[Provided records start]

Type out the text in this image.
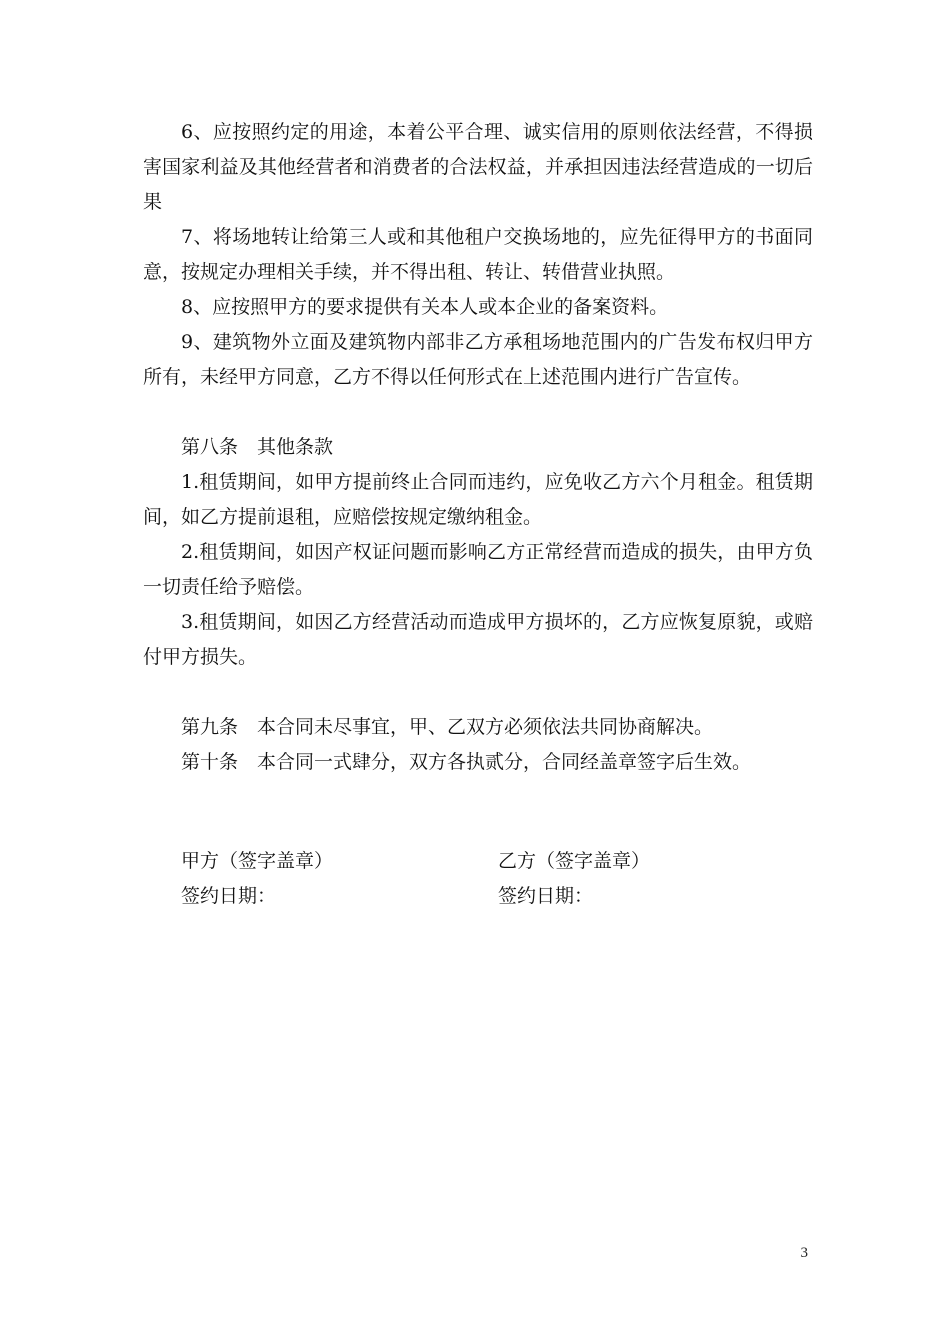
6、应按照约定的用途，本着公平合理、诚实信用的原则依法经营，不得损害国家利益及其他经营者和消费者的合法权益，并承担因违法经营造成的一切后果

7、将场地转让给第三人或和其他租户交换场地的，应先征得甲方的书面同意，按规定办理相关手续，并不得出租、转让、转借营业执照。

8、应按照甲方的要求提供有关本人或本企业的备案资料。

9、建筑物外立面及建筑物内部非乙方承租场地范围内的广告发布权归甲方所有，未经甲方同意，乙方不得以任何形式在上述范围内进行广告宣传。

第八条　其他条款

1.租赁期间，如甲方提前终止合同而违约，应免收乙方六个月租金。租赁期间，如乙方提前退租，应赔偿按规定缴纳租金。

2.租赁期间，如因产权证问题而影响乙方正常经营而造成的损失，由甲方负一切责任给予赔偿。

3.租赁期间，如因乙方经营活动而造成甲方损坏的，乙方应恢复原貌，或赔付甲方损失。

第九条　本合同未尽事宜，甲、乙双方必须依法共同协商解决。

第十条　本合同一式肆分，双方各执贰分，合同经盖章签字后生效。

甲方（签字盖章）	乙方（签字盖章）
签约日期：	签约日期：
3
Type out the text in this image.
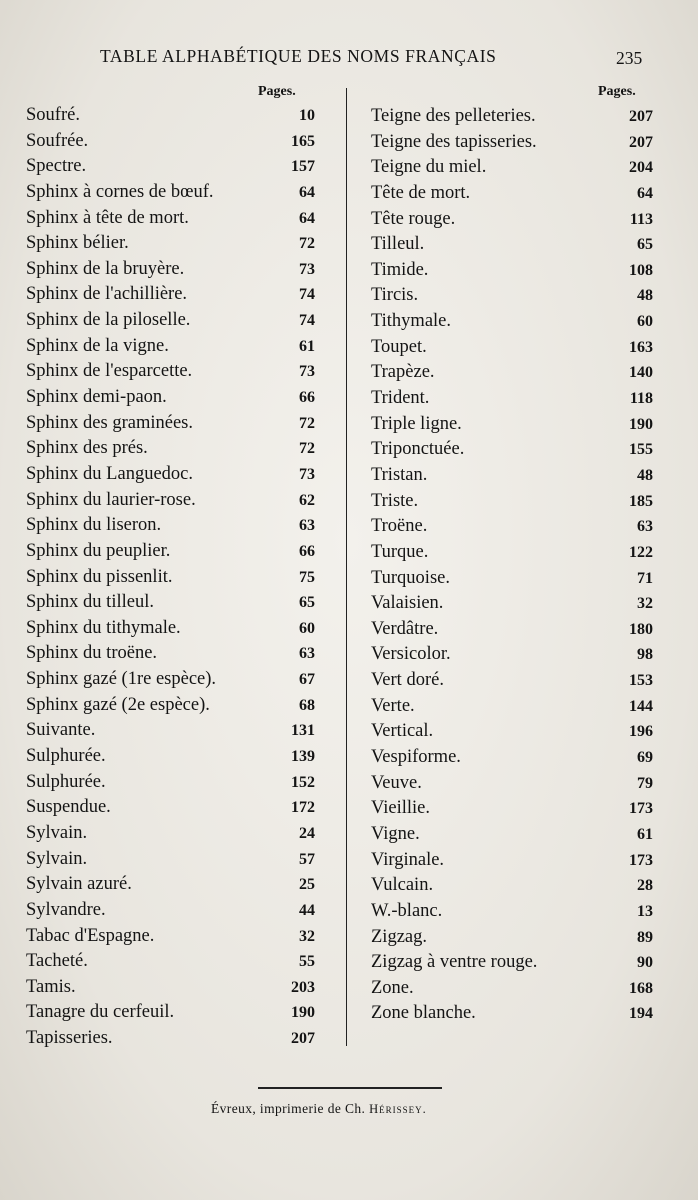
TABLE ALPHABÉTIQUE DES NOMS FRANÇAIS	235
Pages.	Pages.
Soufré.	10
Soufrée.	165
Spectre.	157
Sphinx à cornes de bœuf.	64
Sphinx à tête de mort.	64
Sphinx bélier.	72
Sphinx de la bruyère.	73
Sphinx de l'achillière.	74
Sphinx de la piloselle.	74
Sphinx de la vigne.	61
Sphinx de l'esparcette.	73
Sphinx demi-paon.	66
Sphinx des graminées.	72
Sphinx des prés.	72
Sphinx du Languedoc.	73
Sphinx du laurier-rose.	62
Sphinx du liseron.	63
Sphinx du peuplier.	66
Sphinx du pissenlit.	75
Sphinx du tilleul.	65
Sphinx du tithymale.	60
Sphinx du troëne.	63
Sphinx gazé (1re espèce).	67
Sphinx gazé (2e espèce).	68
Suivante.	131
Sulphurée.	139
Sulphurée.	152
Suspendue.	172
Sylvain.	24
Sylvain.	57
Sylvain azuré.	25
Sylvandre.	44
Tabac d'Espagne.	32
Tacheté.	55
Tamis.	203
Tanagre du cerfeuil.	190
Tapisseries.	207
Teigne des pelleteries.	207
Teigne des tapisseries.	207
Teigne du miel.	204
Tête de mort.	64
Tête rouge.	113
Tilleul.	65
Timide.	108
Tircis.	48
Tithymale.	60
Toupet.	163
Trapèze.	140
Trident.	118
Triple ligne.	190
Triponctuée.	155
Tristan.	48
Triste.	185
Troëne.	63
Turque.	122
Turquoise.	71
Valaisien.	32
Verdâtre.	180
Versicolor.	98
Vert doré.	153
Verte.	144
Vertical.	196
Vespiforme.	69
Veuve.	79
Vieillie.	173
Vigne.	61
Virginale.	173
Vulcain.	28
W.-blanc.	13
Zigzag.	89
Zigzag à ventre rouge.	90
Zone.	168
Zone blanche.	194
Évreux, imprimerie de Ch. Hérissey.
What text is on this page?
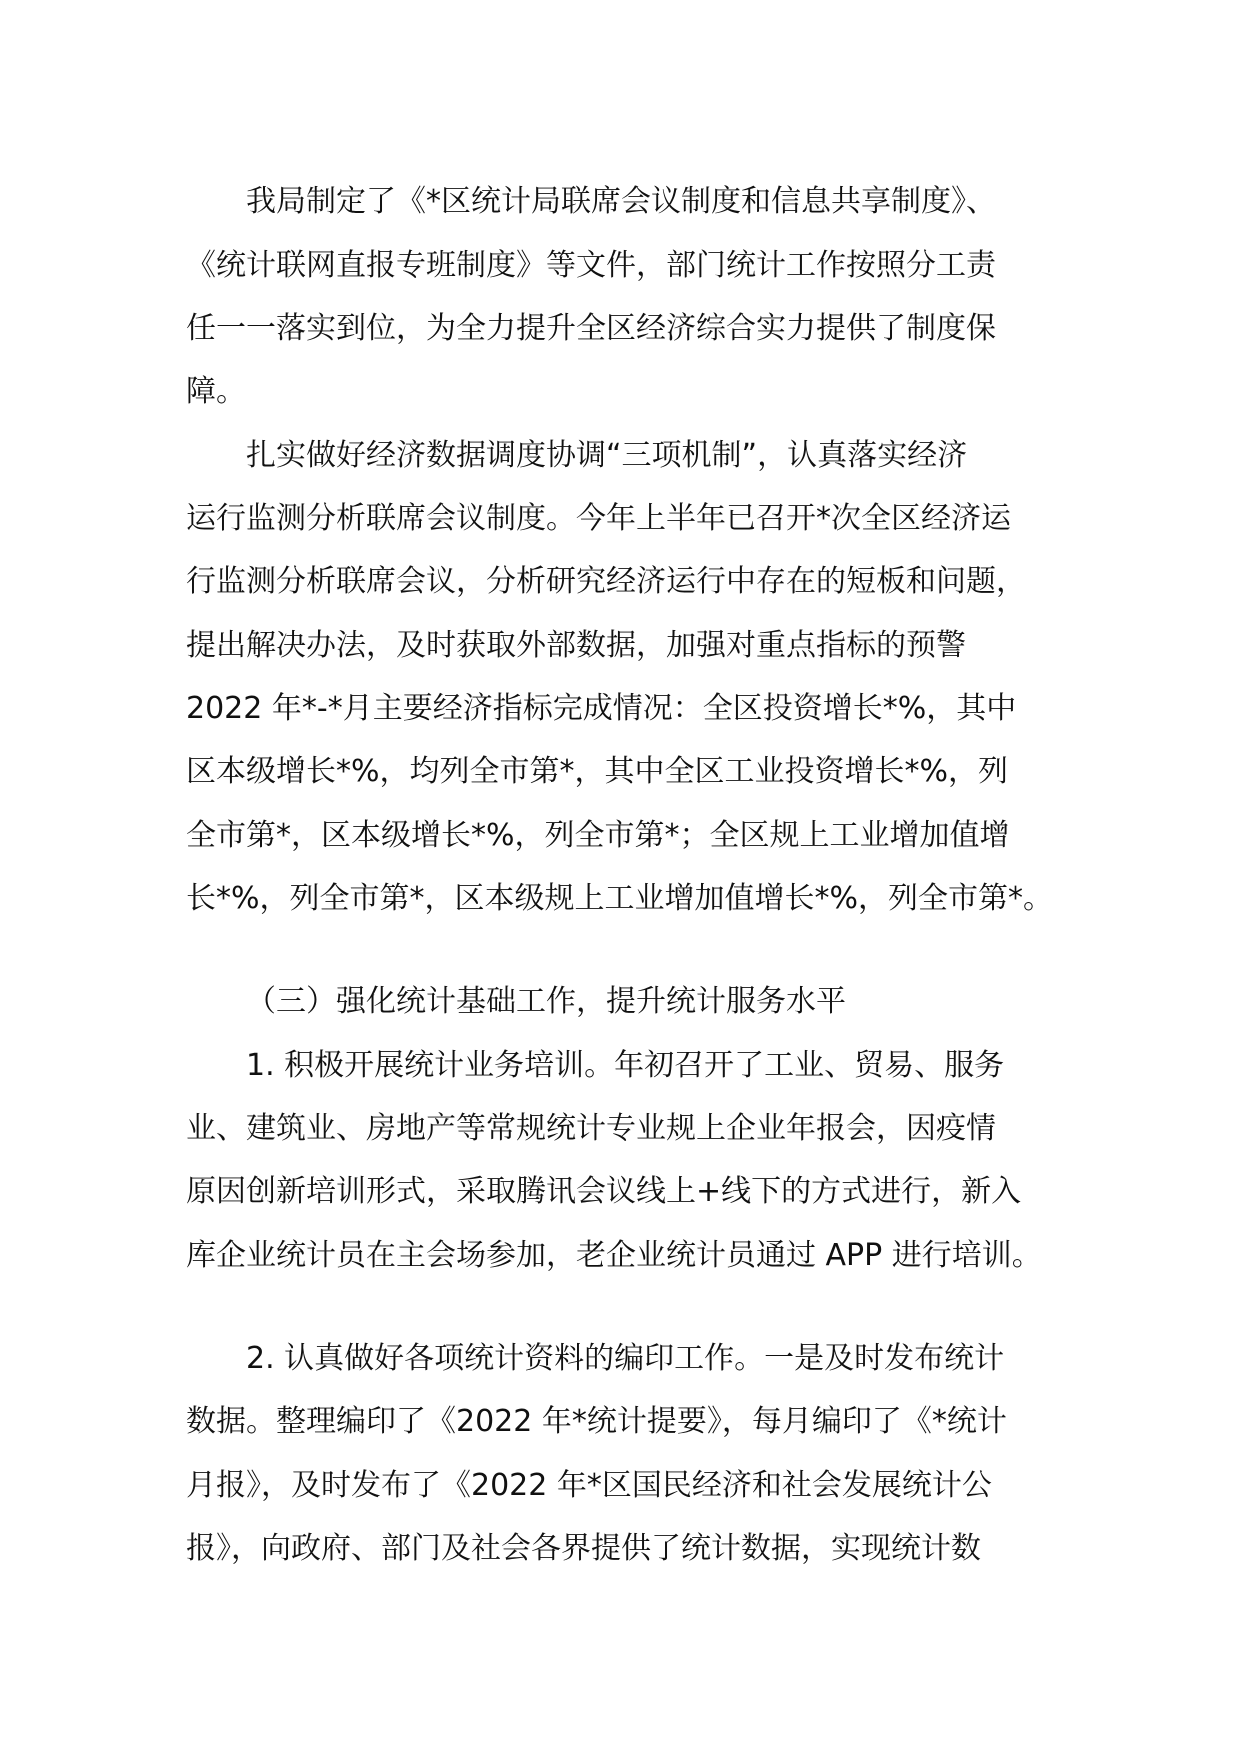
我局制定了《*区统计局联席会议制度和信息共享制度》、
《统计联网直报专班制度》等文件，部门统计工作按照分工责
任一一落实到位，为全力提升全区经济综合实力提供了制度保
障。
扎实做好经济数据调度协调“三项机制”，认真落实经济
运行监测分析联席会议制度。今年上半年已召开*次全区经济运
行监测分析联席会议，分析研究经济运行中存在的短板和问题，
提出解决办法，及时获取外部数据，加强对重点指标的预警
2022 年*-*月主要经济指标完成情况：全区投资增长*%，其中
区本级增长*%，均列全市第*，其中全区工业投资增长*%，列
全市第*，区本级增长*%，列全市第*；全区规上工业增加值增
长*%，列全市第*，区本级规上工业增加值增长*%，列全市第*。
（三）强化统计基础工作，提升统计服务水平
1. 积极开展统计业务培训。年初召开了工业、贸易、服务
业、建筑业、房地产等常规统计专业规上企业年报会，因疫情
原因创新培训形式，采取腾讯会议线上+线下的方式进行，新入
库企业统计员在主会场参加，老企业统计员通过 APP 进行培训。
2. 认真做好各项统计资料的编印工作。一是及时发布统计
数据。整理编印了《2022 年*统计提要》，每月编印了《*统计
月报》，及时发布了《2022 年*区国民经济和社会发展统计公
报》，向政府、部门及社会各界提供了统计数据，实现统计数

[Provided records end]

# [Work to do]
Find the lines above that contain the word "Teigne" and collect them.

# [Response to the exercise]
Teigne des pelleteries.	207
Teigne des tapisseries.	207
Teigne du miel.	204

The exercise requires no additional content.